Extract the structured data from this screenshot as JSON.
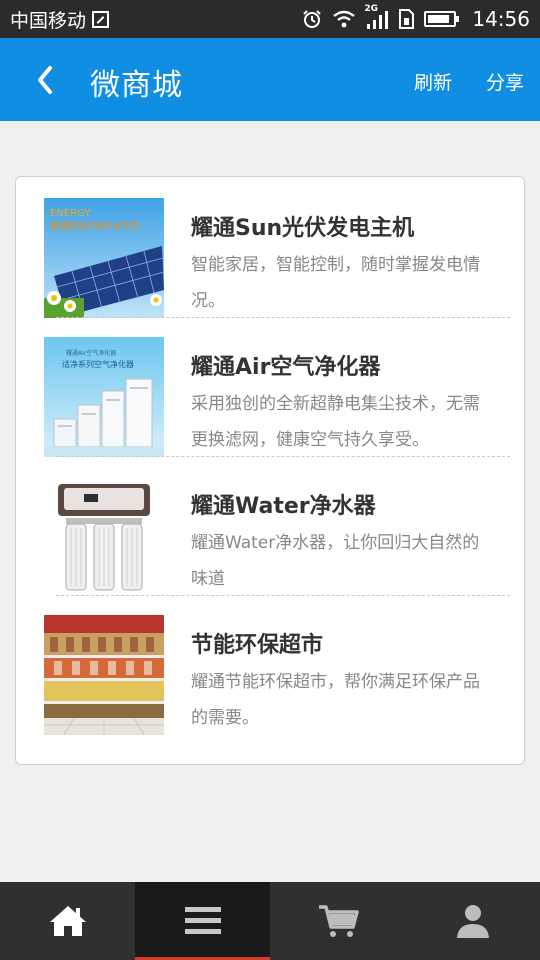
{
  "status_bar": {
    "carrier": "中国移动",
    "network": "2G",
    "time": "14:56",
    "battery_level": 0.85
  },
  "header": {
    "title": "微商城",
    "refresh_label": "刷新",
    "share_label": "分享",
    "back_icon": "chevron-left-icon"
  },
  "products": [
    {
      "name": "耀通Sun光伏发电主机",
      "desc": "智能家居，智能控制，随时掌握发电情况。",
      "thumb_text_1": "ENERGY",
      "thumb_text_2": "耀通家用并网光伏主机"
    },
    {
      "name": "耀通Air空气净化器",
      "desc": "采用独创的全新超静电集尘技术，无需更换滤网，健康空气持久享受。",
      "thumb_text_1": "耀通Air空气净化器",
      "thumb_text_2": "适净系列空气净化器"
    },
    {
      "name": "耀通Water净水器",
      "desc": "耀通Water净水器，让你回归大自然的味道"
    },
    {
      "name": "节能环保超市",
      "desc": "耀通节能环保超市，帮你满足环保产品的需要。"
    }
  ],
  "bottom_nav": {
    "active_index": 1,
    "items": [
      "home-icon",
      "menu-icon",
      "cart-icon",
      "user-icon"
    ]
  },
  "colors": {
    "header": "#0f8ee3",
    "status_bar": "#2b2b2b",
    "nav_bg": "#303030",
    "nav_active_indicator": "#d23a2a"
  }
}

_Problem details:_
Above are the records; reproduce them exactly and leave out the pictures.

_The reply:_
Extract the structured data from this screenshot as JSON.
{
  "status_bar": {
    "carrier": "中国移动",
    "network": "2G",
    "time": "14:56",
    "battery_level": 0.85
  },
  "header": {
    "title": "微商城",
    "refresh_label": "刷新",
    "share_label": "分享",
    "back_icon": "chevron-left-icon"
  },
  "products": [
    {
      "name": "耀通Sun光伏发电主机",
      "desc": "智能家居，智能控制，随时掌握发电情况。",
      "thumb_text_1": "ENERGY",
      "thumb_text_2": "耀通家用并网光伏主机"
    },
    {
      "name": "耀通Air空气净化器",
      "desc": "采用独创的全新超静电集尘技术，无需更换滤网，健康空气持久享受。",
      "thumb_text_1": "耀通Air空气净化器",
      "thumb_text_2": "适净系列空气净化器"
    },
    {
      "name": "耀通Water净水器",
      "desc": "耀通Water净水器，让你回归大自然的味道"
    },
    {
      "name": "节能环保超市",
      "desc": "耀通节能环保超市，帮你满足环保产品的需要。"
    }
  ],
  "bottom_nav": {
    "active_index": 1,
    "items": [
      "home-icon",
      "menu-icon",
      "cart-icon",
      "user-icon"
    ]
  },
  "colors": {
    "header": "#0f8ee3",
    "status_bar": "#2b2b2b",
    "nav_bg": "#303030",
    "nav_active_indicator": "#d23a2a"
  }
}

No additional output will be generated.